### Problem to work on:
Word for word, set down the records and skip each picture.

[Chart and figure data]
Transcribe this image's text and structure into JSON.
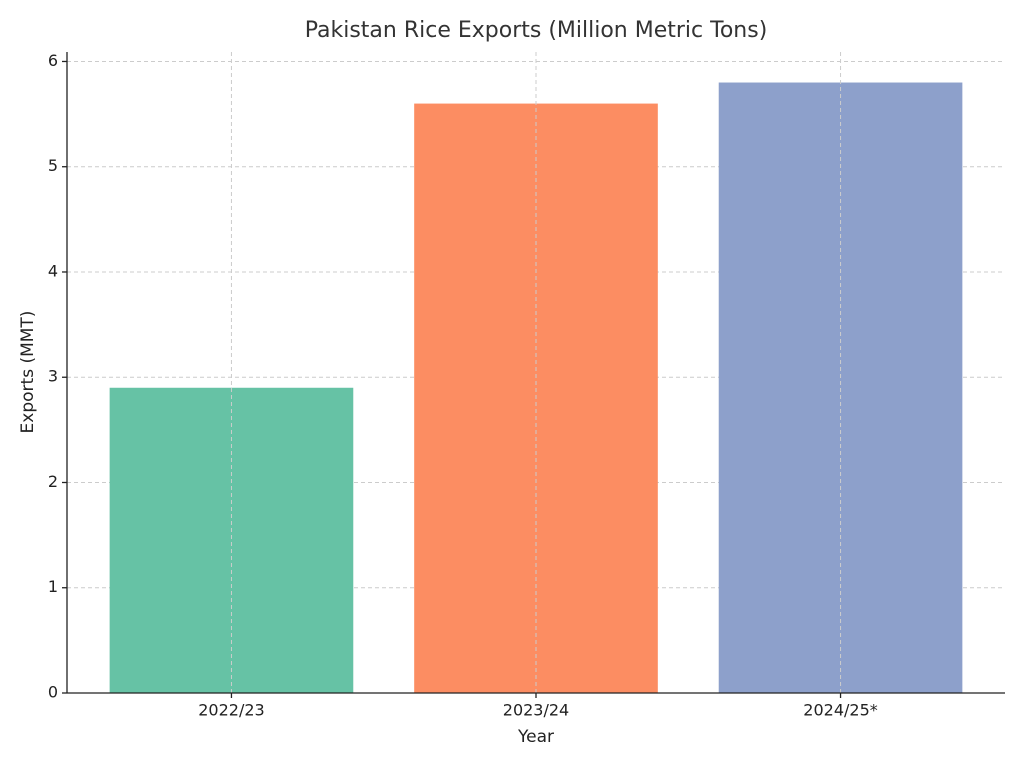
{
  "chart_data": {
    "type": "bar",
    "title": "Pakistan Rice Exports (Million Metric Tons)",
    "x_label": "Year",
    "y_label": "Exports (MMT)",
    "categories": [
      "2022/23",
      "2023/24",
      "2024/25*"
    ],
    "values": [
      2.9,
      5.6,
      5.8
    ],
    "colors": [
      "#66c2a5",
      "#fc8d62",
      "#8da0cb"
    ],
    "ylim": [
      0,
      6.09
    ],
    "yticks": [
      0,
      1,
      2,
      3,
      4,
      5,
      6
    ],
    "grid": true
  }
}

### Finished answer:
Transcribe this image's text and structure into JSON.
{
  "chart_data": {
    "type": "bar",
    "title": "Pakistan Rice Exports (Million Metric Tons)",
    "x_label": "Year",
    "y_label": "Exports (MMT)",
    "categories": [
      "2022/23",
      "2023/24",
      "2024/25*"
    ],
    "values": [
      2.9,
      5.6,
      5.8
    ],
    "colors": [
      "#66c2a5",
      "#fc8d62",
      "#8da0cb"
    ],
    "ylim": [
      0,
      6.09
    ],
    "yticks": [
      0,
      1,
      2,
      3,
      4,
      5,
      6
    ],
    "grid": true
  }
}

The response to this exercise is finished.